Goal:
Print the listing as it stands, omitting all images.

Start Data supplied

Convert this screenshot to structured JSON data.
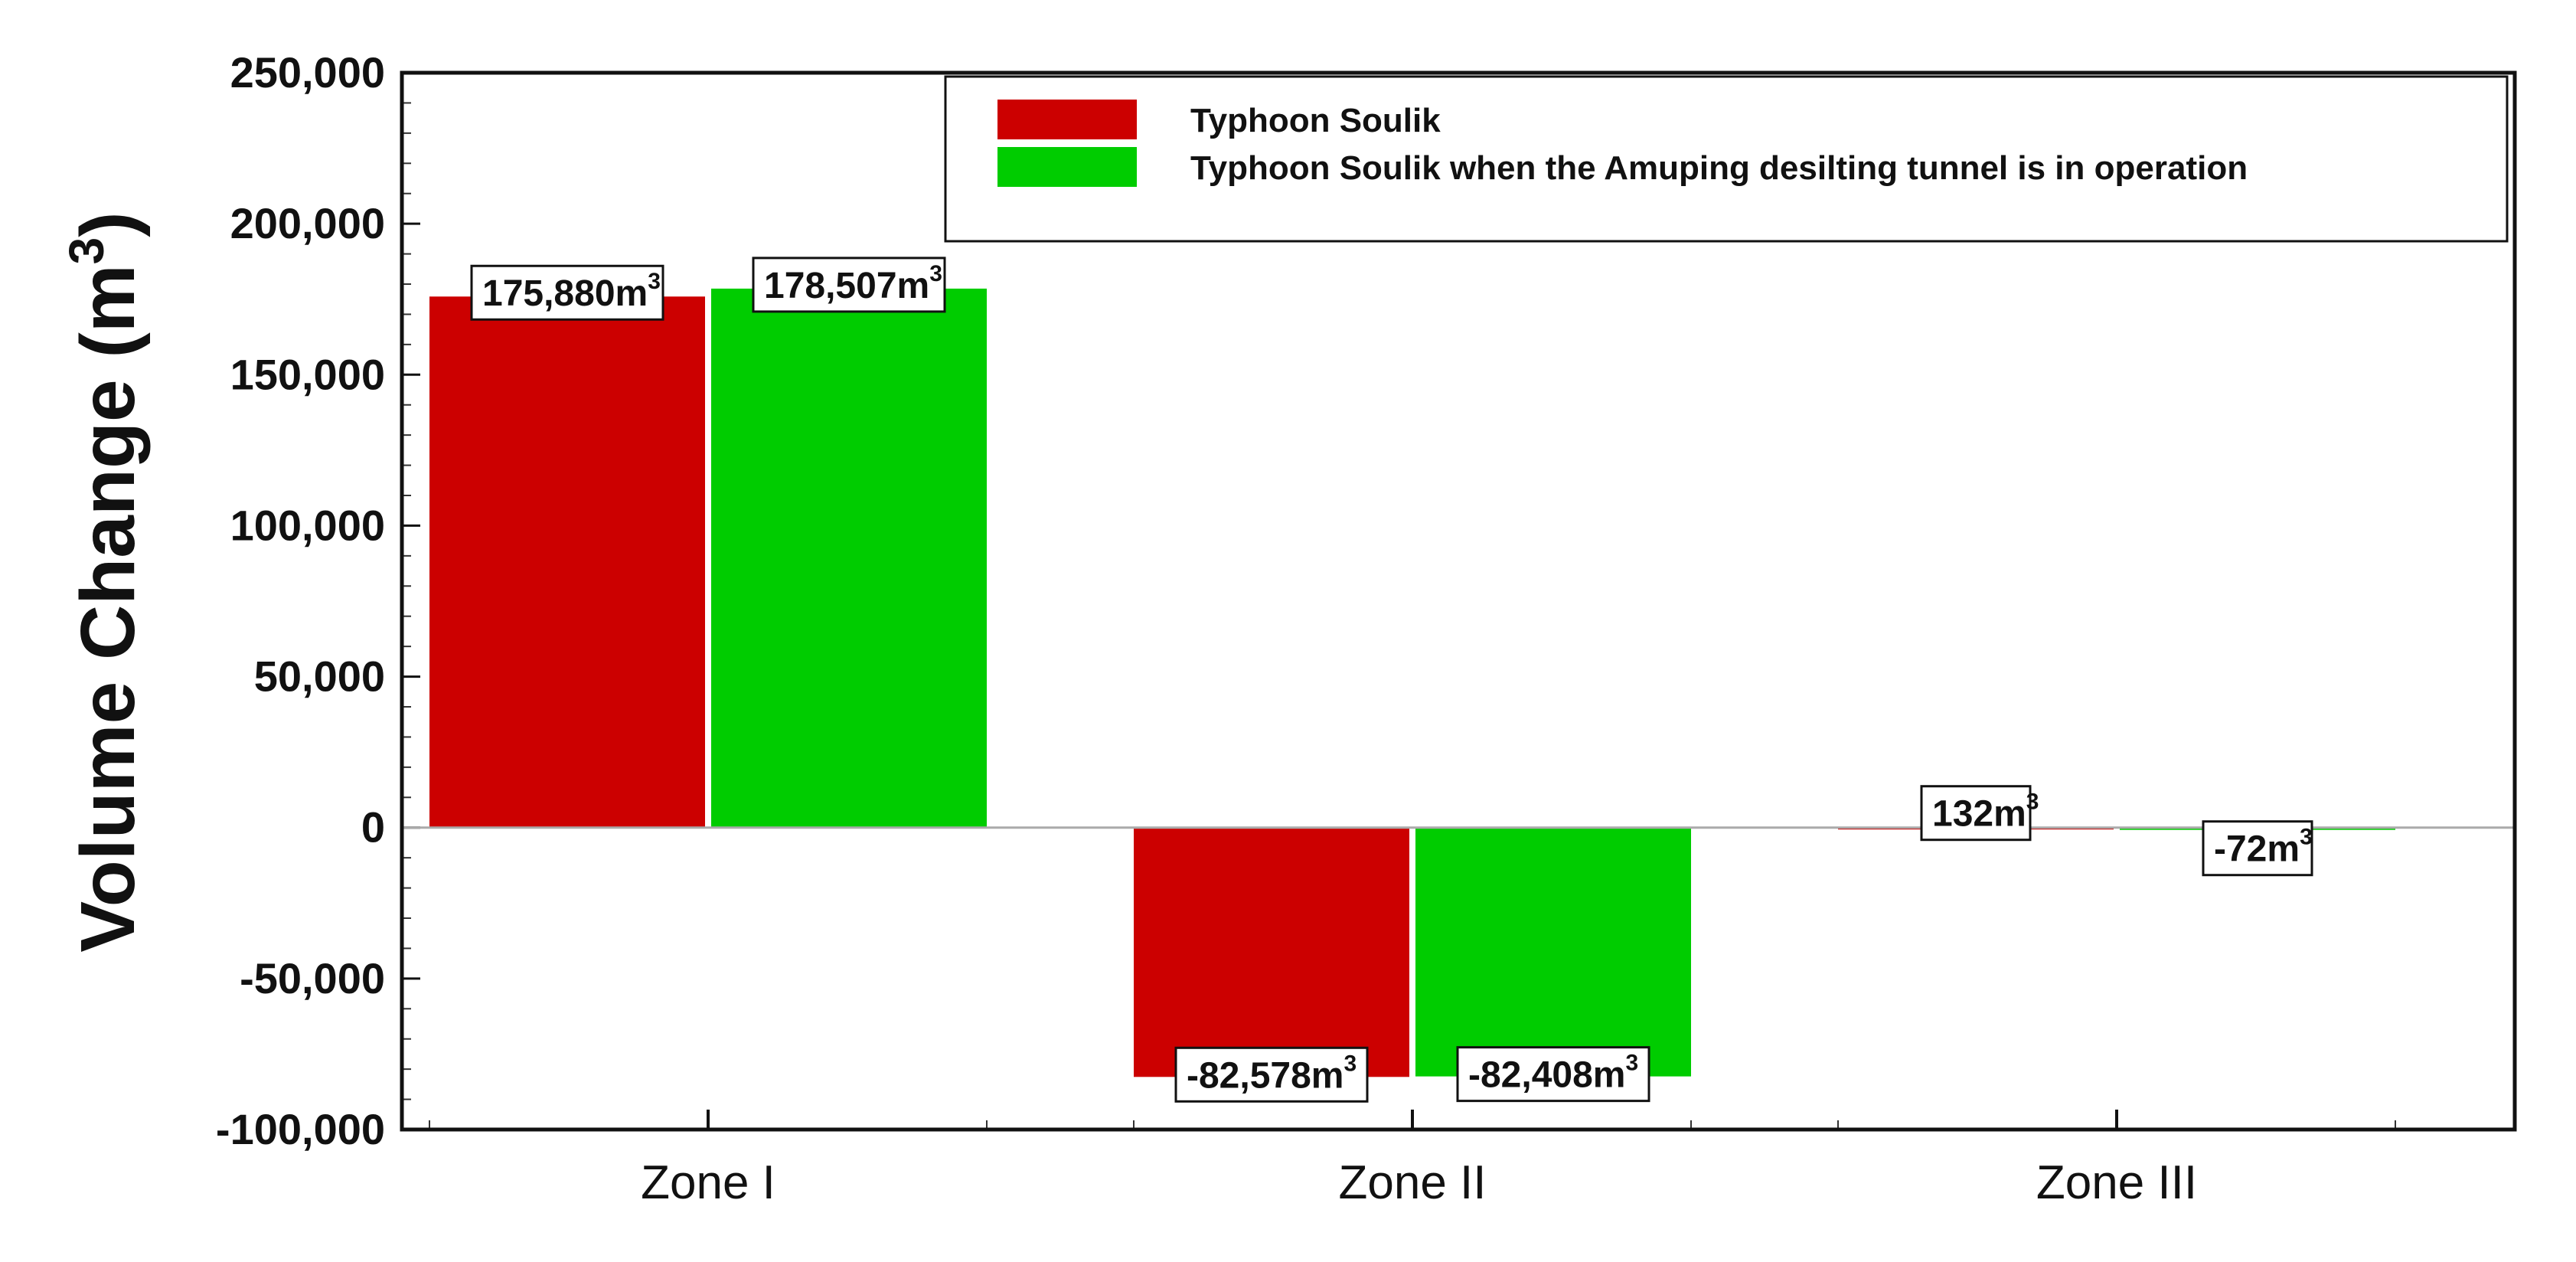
{
  "chart_data": {
    "type": "bar",
    "title": "",
    "xlabel": "",
    "ylabel": "Volume Change (m",
    "ylabel_sup": "3",
    "ylabel_close": ")",
    "ylim": [
      -100000,
      250000
    ],
    "yticks": [
      -100000,
      -50000,
      0,
      50000,
      100000,
      150000,
      200000,
      250000
    ],
    "ytick_labels": [
      "-100,000",
      "-50,000",
      "0",
      "50,000",
      "100,000",
      "150,000",
      "200,000",
      "250,000"
    ],
    "categories": [
      "Zone I",
      "Zone II",
      "Zone III"
    ],
    "series": [
      {
        "name": "Typhoon Soulik",
        "color": "#cc0000",
        "values": [
          175880,
          -82578,
          132
        ],
        "labels": [
          "175,880m",
          "-82,578m",
          "132m"
        ]
      },
      {
        "name": "Typhoon Soulik when the Amuping desilting tunnel is in operation",
        "color": "#00cc00",
        "values": [
          178507,
          -82408,
          -72
        ],
        "labels": [
          "178,507m",
          "-82,408m",
          "-72m"
        ]
      }
    ],
    "label_sup": "3",
    "legend_position": "top-right",
    "grid": false
  }
}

End Data supplied

Correct output:
Convert this screenshot to structured JSON data.
{
  "chart_data": {
    "type": "bar",
    "title": "",
    "xlabel": "",
    "ylabel": "Volume Change (m",
    "ylabel_sup": "3",
    "ylabel_close": ")",
    "ylim": [
      -100000,
      250000
    ],
    "yticks": [
      -100000,
      -50000,
      0,
      50000,
      100000,
      150000,
      200000,
      250000
    ],
    "ytick_labels": [
      "-100,000",
      "-50,000",
      "0",
      "50,000",
      "100,000",
      "150,000",
      "200,000",
      "250,000"
    ],
    "categories": [
      "Zone I",
      "Zone II",
      "Zone III"
    ],
    "series": [
      {
        "name": "Typhoon Soulik",
        "color": "#cc0000",
        "values": [
          175880,
          -82578,
          132
        ],
        "labels": [
          "175,880m",
          "-82,578m",
          "132m"
        ]
      },
      {
        "name": "Typhoon Soulik when the Amuping desilting tunnel is in operation",
        "color": "#00cc00",
        "values": [
          178507,
          -82408,
          -72
        ],
        "labels": [
          "178,507m",
          "-82,408m",
          "-72m"
        ]
      }
    ],
    "label_sup": "3",
    "legend_position": "top-right",
    "grid": false
  }
}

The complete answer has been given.